Chart and figure data:
>>>

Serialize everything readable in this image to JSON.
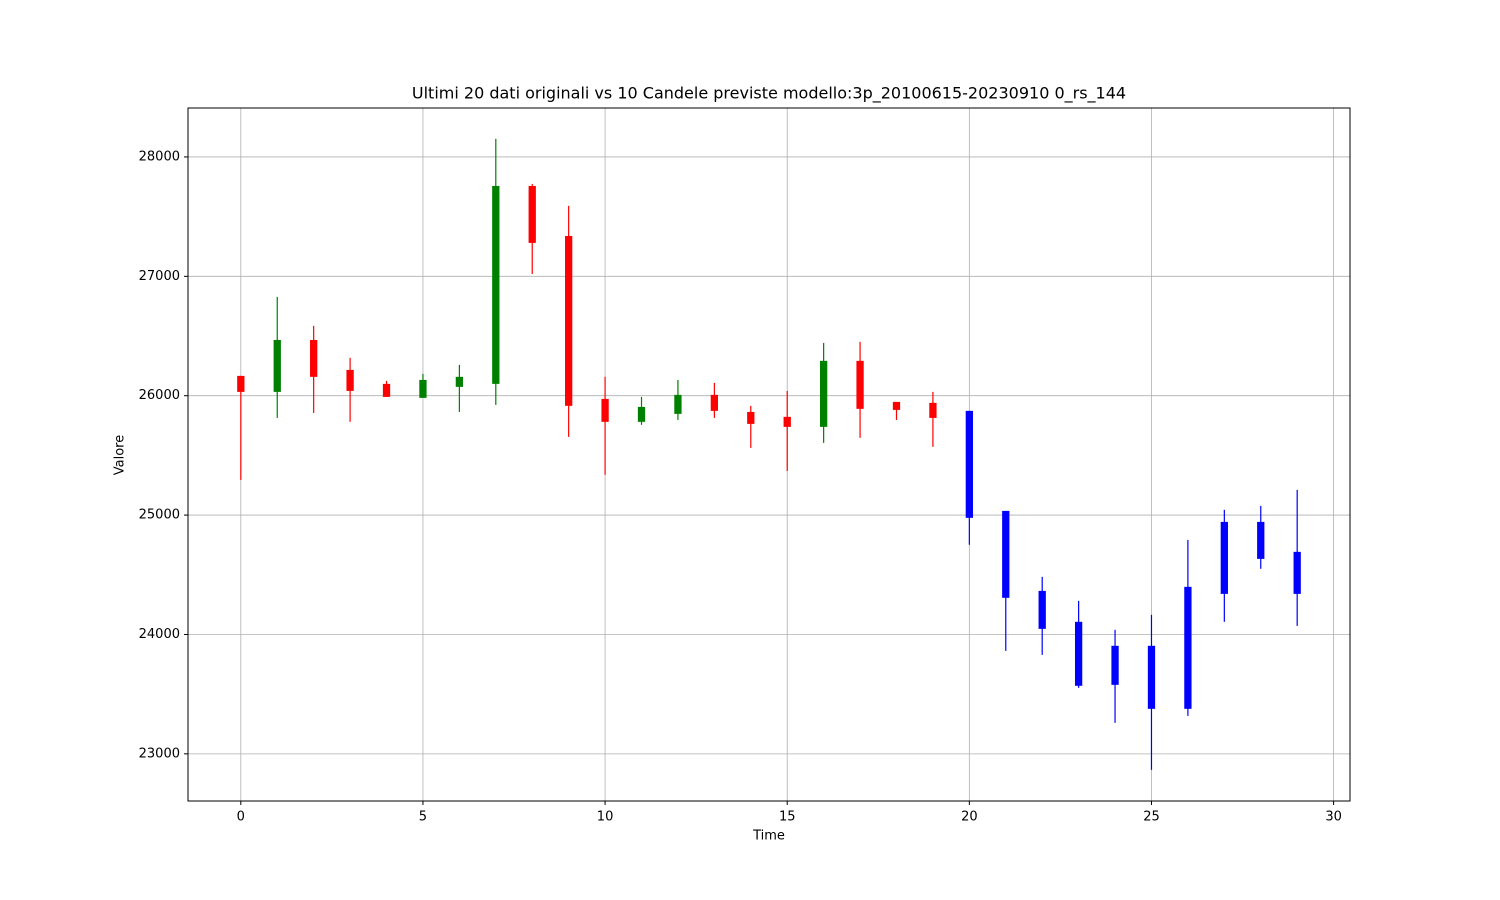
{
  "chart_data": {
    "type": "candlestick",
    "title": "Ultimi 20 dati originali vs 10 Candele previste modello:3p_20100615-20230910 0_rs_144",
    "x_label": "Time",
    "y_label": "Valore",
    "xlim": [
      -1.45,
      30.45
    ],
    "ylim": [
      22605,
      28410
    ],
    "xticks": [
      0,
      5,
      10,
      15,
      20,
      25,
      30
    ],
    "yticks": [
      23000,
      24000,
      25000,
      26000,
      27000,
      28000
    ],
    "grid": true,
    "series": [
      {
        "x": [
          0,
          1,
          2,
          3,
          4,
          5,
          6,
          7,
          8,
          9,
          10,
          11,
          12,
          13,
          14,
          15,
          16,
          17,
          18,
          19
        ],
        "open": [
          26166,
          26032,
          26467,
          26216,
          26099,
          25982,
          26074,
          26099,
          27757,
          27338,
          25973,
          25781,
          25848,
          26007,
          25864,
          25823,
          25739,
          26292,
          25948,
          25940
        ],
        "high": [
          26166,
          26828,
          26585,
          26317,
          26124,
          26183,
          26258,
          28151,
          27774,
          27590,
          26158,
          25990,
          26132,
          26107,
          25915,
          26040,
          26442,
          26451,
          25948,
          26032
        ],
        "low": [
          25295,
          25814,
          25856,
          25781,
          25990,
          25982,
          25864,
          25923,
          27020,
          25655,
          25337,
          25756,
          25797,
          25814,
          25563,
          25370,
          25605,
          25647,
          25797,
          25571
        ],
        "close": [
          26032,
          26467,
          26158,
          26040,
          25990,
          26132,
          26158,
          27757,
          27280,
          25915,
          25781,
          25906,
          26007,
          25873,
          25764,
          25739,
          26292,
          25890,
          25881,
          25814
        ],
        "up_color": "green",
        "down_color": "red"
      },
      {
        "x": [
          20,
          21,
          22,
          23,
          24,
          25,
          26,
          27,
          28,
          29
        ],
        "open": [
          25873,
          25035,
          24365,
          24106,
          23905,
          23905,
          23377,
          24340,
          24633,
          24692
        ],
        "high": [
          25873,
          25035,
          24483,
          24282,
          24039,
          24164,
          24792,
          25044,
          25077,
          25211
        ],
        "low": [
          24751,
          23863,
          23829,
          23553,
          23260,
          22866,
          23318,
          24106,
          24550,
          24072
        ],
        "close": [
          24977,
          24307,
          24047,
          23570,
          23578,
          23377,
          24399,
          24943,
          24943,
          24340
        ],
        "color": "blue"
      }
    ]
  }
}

<<<

Instructions to follow: Can the entries above be repeated exactly, without their pictures?

Problem solution:
Serialize everything readable in this image to JSON.
{
  "chart_data": {
    "type": "candlestick",
    "title": "Ultimi 20 dati originali vs 10 Candele previste modello:3p_20100615-20230910 0_rs_144",
    "x_label": "Time",
    "y_label": "Valore",
    "xlim": [
      -1.45,
      30.45
    ],
    "ylim": [
      22605,
      28410
    ],
    "xticks": [
      0,
      5,
      10,
      15,
      20,
      25,
      30
    ],
    "yticks": [
      23000,
      24000,
      25000,
      26000,
      27000,
      28000
    ],
    "grid": true,
    "series": [
      {
        "x": [
          0,
          1,
          2,
          3,
          4,
          5,
          6,
          7,
          8,
          9,
          10,
          11,
          12,
          13,
          14,
          15,
          16,
          17,
          18,
          19
        ],
        "open": [
          26166,
          26032,
          26467,
          26216,
          26099,
          25982,
          26074,
          26099,
          27757,
          27338,
          25973,
          25781,
          25848,
          26007,
          25864,
          25823,
          25739,
          26292,
          25948,
          25940
        ],
        "high": [
          26166,
          26828,
          26585,
          26317,
          26124,
          26183,
          26258,
          28151,
          27774,
          27590,
          26158,
          25990,
          26132,
          26107,
          25915,
          26040,
          26442,
          26451,
          25948,
          26032
        ],
        "low": [
          25295,
          25814,
          25856,
          25781,
          25990,
          25982,
          25864,
          25923,
          27020,
          25655,
          25337,
          25756,
          25797,
          25814,
          25563,
          25370,
          25605,
          25647,
          25797,
          25571
        ],
        "close": [
          26032,
          26467,
          26158,
          26040,
          25990,
          26132,
          26158,
          27757,
          27280,
          25915,
          25781,
          25906,
          26007,
          25873,
          25764,
          25739,
          26292,
          25890,
          25881,
          25814
        ],
        "up_color": "green",
        "down_color": "red"
      },
      {
        "x": [
          20,
          21,
          22,
          23,
          24,
          25,
          26,
          27,
          28,
          29
        ],
        "open": [
          25873,
          25035,
          24365,
          24106,
          23905,
          23905,
          23377,
          24340,
          24633,
          24692
        ],
        "high": [
          25873,
          25035,
          24483,
          24282,
          24039,
          24164,
          24792,
          25044,
          25077,
          25211
        ],
        "low": [
          24751,
          23863,
          23829,
          23553,
          23260,
          22866,
          23318,
          24106,
          24550,
          24072
        ],
        "close": [
          24977,
          24307,
          24047,
          23570,
          23578,
          23377,
          24399,
          24943,
          24943,
          24340
        ],
        "color": "blue"
      }
    ]
  }
}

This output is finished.